** Request **
Duplicate the forum thread below about the Chris Lilly class from "I'll be flying" up to and including "California BBQ Association.", keeping its wording unchanged.

** Passage **

▬▬▬▬▬▬

# Chris Lilly Class In California This Weekend



## Kloset BBQR (Jul 24, 2007)

I'll be flying out Saturday to check out the Chris Lilly class at the Pomona Fairgrounds.

Just wondering if anyone else from the forum will be there (I know of at least one).

Many thanks to Thom Emery for getting the class together.  Chris doesn't do many classes and it was quite a coup to get him to come out for the California BBQ Association.  

I'll try to do a little write up and post pictures (if they are allowed to be taken).

Hey Chris if you're reading this whatever happened to that sweet young thing Peggy Bunker?  Any chance she'll be there?

Dallas


----------



## Greg Rempe (Jul 24, 2007)

Tell him I said Hi...I'll be the only one he knows by name!


----------



## Puff1 (Jul 24, 2007)

Good luck Dallas. Let us know how it went


----------



## Kloset BBQR (Jul 24, 2007)

Greg Rempe said:
			
		

> Tell him I said Hi...I'll be the only one he knows by name!



Will do Greg!


----------



## Cliff H. (Jul 24, 2007)

Tell him if he is at his tent at MIM next year I will let him be in a pic with me.


----------



## chris1237 (Jul 24, 2007)

Sounds like it is going to be a good time. Have fun!!

I wish at least one of the major bbq competitors would do a class closer to where I lived.

Chris


----------



## Thom Emery (Jul 29, 2007)

Great Class With Chris 
Lots of fun having Dallas in  town
We had a special guest Friday when 
Ray Lampe stopped in
Chris shared some real secrets
He told me he probably wouldnt
 do another for a couple of years


----------



## Kloset BBQR (Jul 29, 2007)

▬▬▬▬▬▬

** Given information **
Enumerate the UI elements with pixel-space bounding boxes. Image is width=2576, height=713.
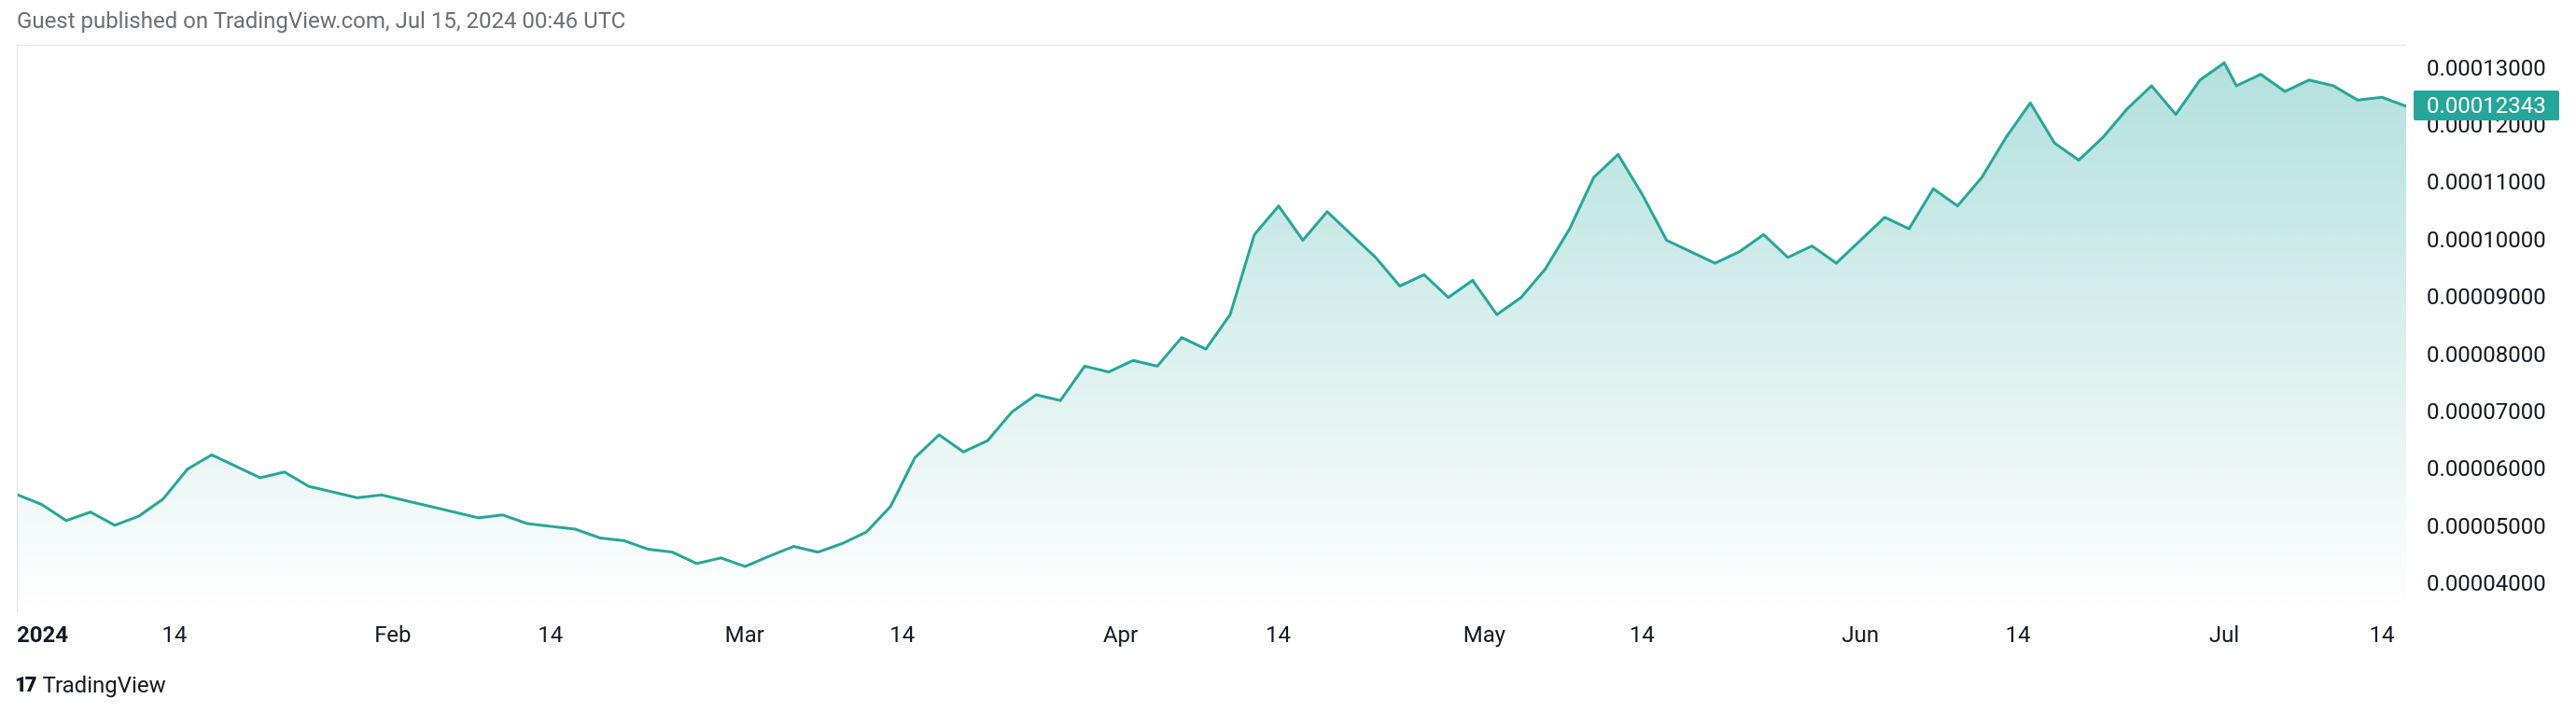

▬▬▬▬▬▬

** Answer to the task **
I'll be flying out Saturday to check out the Chris Lilly class at the Pomona Fairgrounds.

Just wondering if anyone else from the forum will be there (I know of at least one).

Many thanks to Thom Emery for getting the class together.  Chris doesn't do many classes and it was quite a coup to get him to come out for the California BBQ Association.